> **TASK BRIEF**
Copy every line of the records below where the word "basic" occurs.
[start]
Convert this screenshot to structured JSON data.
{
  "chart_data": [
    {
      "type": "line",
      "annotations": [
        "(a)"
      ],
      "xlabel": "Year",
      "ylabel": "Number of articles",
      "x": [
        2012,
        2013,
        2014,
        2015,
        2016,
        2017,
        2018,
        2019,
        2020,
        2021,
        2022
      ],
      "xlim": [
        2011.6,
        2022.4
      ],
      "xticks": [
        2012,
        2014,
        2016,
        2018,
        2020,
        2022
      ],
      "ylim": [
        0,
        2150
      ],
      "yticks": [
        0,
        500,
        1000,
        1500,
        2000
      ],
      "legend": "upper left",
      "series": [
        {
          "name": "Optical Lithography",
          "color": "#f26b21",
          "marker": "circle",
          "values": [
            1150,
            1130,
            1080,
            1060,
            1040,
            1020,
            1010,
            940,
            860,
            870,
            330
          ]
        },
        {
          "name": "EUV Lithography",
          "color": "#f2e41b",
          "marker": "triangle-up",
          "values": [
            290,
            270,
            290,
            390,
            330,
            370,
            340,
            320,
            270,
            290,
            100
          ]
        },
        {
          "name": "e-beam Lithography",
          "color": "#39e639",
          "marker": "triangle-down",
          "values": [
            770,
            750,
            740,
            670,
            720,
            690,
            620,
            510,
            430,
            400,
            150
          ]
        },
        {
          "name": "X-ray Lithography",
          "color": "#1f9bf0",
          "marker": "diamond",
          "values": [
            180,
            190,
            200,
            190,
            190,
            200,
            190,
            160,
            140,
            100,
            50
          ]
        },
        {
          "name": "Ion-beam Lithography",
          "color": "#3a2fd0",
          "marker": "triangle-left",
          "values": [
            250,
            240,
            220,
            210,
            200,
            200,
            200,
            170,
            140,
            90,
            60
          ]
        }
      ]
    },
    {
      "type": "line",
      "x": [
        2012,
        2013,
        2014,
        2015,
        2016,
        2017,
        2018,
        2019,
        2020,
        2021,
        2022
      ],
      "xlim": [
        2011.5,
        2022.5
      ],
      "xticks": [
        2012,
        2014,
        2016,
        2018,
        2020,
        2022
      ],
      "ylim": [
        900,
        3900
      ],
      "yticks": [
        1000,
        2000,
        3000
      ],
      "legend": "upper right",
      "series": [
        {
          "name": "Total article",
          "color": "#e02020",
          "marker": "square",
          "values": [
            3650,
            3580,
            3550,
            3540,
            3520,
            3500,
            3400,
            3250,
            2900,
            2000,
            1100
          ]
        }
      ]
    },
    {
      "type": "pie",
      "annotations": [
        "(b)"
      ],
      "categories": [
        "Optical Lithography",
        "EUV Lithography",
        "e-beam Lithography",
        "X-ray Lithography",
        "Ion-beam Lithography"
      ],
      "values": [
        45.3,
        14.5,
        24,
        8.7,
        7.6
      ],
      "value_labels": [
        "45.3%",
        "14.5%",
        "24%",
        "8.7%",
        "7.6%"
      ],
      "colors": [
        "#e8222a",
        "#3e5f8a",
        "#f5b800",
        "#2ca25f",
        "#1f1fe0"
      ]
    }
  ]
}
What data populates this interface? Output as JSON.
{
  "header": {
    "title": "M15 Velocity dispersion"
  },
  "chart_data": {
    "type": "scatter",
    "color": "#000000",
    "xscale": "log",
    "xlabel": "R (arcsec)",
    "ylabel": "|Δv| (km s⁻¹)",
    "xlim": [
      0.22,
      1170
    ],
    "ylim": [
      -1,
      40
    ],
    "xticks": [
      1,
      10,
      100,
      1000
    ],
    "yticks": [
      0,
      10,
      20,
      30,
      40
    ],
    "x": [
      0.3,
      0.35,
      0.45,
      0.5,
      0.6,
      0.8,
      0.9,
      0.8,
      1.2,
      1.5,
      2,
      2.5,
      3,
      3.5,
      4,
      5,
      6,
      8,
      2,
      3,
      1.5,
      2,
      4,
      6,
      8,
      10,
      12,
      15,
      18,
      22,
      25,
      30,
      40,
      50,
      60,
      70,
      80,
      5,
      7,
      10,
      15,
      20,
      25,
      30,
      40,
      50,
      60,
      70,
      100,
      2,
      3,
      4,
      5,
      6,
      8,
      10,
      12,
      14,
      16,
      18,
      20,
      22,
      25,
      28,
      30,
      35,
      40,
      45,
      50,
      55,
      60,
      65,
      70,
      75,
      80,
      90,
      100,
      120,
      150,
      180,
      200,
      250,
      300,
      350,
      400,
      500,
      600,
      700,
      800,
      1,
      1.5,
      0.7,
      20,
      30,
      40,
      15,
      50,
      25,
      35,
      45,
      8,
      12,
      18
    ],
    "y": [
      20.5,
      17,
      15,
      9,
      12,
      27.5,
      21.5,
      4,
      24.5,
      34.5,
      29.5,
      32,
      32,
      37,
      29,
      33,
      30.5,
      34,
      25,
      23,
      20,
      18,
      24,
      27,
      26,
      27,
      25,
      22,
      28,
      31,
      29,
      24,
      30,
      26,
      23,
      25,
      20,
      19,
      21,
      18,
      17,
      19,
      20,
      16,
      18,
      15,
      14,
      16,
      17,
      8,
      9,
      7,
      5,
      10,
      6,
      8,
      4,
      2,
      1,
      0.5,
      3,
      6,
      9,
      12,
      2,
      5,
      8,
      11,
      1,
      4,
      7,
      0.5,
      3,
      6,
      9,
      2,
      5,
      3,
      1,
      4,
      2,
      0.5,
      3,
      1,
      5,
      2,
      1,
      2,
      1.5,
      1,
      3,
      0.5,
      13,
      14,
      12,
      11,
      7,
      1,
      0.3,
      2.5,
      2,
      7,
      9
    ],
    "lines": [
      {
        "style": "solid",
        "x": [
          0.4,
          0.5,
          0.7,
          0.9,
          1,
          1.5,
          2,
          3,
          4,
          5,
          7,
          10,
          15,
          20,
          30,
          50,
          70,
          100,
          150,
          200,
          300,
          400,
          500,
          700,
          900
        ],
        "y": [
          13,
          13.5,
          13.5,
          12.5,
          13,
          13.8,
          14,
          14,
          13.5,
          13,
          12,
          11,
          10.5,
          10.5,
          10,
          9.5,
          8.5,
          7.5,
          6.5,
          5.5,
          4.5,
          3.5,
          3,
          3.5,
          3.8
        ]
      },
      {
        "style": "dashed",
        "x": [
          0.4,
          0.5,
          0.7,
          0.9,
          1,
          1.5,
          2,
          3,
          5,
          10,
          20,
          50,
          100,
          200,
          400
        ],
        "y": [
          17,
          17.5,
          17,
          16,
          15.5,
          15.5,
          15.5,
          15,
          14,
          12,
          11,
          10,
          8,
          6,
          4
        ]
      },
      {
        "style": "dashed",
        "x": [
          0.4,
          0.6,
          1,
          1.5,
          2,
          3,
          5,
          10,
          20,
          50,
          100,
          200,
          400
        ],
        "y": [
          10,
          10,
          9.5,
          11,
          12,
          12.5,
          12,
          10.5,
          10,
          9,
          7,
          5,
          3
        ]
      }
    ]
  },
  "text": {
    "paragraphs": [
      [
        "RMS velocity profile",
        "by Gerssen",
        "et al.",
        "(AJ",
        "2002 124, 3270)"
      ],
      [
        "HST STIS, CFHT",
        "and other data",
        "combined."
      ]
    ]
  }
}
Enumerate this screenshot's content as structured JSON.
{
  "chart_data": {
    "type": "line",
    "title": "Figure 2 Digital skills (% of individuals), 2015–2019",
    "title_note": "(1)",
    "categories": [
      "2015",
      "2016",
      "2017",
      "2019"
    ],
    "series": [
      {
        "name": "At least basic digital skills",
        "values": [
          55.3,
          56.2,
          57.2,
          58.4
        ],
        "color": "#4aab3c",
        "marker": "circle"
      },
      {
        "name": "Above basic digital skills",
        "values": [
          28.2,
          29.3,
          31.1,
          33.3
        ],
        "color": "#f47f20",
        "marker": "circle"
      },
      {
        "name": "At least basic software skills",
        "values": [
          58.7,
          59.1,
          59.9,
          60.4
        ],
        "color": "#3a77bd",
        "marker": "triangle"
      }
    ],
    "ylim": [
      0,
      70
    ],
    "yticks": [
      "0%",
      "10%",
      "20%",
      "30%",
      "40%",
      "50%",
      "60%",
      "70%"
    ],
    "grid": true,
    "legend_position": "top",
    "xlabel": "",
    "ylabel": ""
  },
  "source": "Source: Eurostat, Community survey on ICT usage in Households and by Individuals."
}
[end]
> **EXERCISE RESPONSE**
        "name": "At least basic digital skills",
        "name": "Above basic digital skills",
        "name": "At least basic software skills",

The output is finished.